Written problem
Pull out every line below that contains the word "color".

------ Items ------

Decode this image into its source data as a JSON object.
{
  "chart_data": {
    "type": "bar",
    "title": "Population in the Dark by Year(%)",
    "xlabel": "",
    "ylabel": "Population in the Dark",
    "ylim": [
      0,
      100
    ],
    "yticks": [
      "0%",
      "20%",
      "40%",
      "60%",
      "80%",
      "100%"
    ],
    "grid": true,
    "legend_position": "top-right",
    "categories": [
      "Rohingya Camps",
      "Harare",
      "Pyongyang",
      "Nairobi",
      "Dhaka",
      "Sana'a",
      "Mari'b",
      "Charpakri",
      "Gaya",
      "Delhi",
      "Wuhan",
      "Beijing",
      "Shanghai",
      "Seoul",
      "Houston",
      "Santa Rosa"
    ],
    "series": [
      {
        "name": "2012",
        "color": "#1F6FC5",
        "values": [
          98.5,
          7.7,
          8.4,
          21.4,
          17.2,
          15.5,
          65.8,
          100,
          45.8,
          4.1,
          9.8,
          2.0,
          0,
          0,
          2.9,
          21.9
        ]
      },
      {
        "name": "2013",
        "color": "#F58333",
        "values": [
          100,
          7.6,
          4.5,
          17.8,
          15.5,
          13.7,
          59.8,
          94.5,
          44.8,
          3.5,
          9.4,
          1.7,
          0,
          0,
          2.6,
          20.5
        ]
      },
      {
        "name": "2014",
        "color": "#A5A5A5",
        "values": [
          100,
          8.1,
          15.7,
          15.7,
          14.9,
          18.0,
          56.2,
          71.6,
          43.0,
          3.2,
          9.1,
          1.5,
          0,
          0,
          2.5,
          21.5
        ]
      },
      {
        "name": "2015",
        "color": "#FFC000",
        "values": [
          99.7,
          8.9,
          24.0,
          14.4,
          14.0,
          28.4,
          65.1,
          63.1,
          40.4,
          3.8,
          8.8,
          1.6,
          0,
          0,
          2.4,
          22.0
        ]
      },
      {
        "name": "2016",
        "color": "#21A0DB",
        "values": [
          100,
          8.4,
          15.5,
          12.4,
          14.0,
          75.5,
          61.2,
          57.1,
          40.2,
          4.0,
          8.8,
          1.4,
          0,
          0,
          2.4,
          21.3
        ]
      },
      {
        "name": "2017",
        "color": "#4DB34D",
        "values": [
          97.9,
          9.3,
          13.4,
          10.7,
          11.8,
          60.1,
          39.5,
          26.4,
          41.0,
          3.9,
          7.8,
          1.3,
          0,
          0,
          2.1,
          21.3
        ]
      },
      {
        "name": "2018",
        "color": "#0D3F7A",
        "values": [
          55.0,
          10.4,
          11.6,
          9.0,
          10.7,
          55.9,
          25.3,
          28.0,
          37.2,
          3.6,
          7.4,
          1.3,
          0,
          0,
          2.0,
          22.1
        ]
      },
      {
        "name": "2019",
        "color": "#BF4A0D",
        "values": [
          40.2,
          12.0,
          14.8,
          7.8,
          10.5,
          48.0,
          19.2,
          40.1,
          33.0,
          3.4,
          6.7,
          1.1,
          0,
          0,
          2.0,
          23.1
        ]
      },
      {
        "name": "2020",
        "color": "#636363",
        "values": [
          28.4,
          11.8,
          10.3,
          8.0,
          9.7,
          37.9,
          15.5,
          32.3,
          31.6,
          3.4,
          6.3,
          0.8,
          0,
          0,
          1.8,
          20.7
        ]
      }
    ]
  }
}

------

Task solution
        "color": "#1F6FC5",
        "color": "#F58333",
        "color": "#A5A5A5",
        "color": "#FFC000",
        "color": "#21A0DB",
        "color": "#4DB34D",
        "color": "#0D3F7A",
        "color": "#BF4A0D",
        "color": "#636363",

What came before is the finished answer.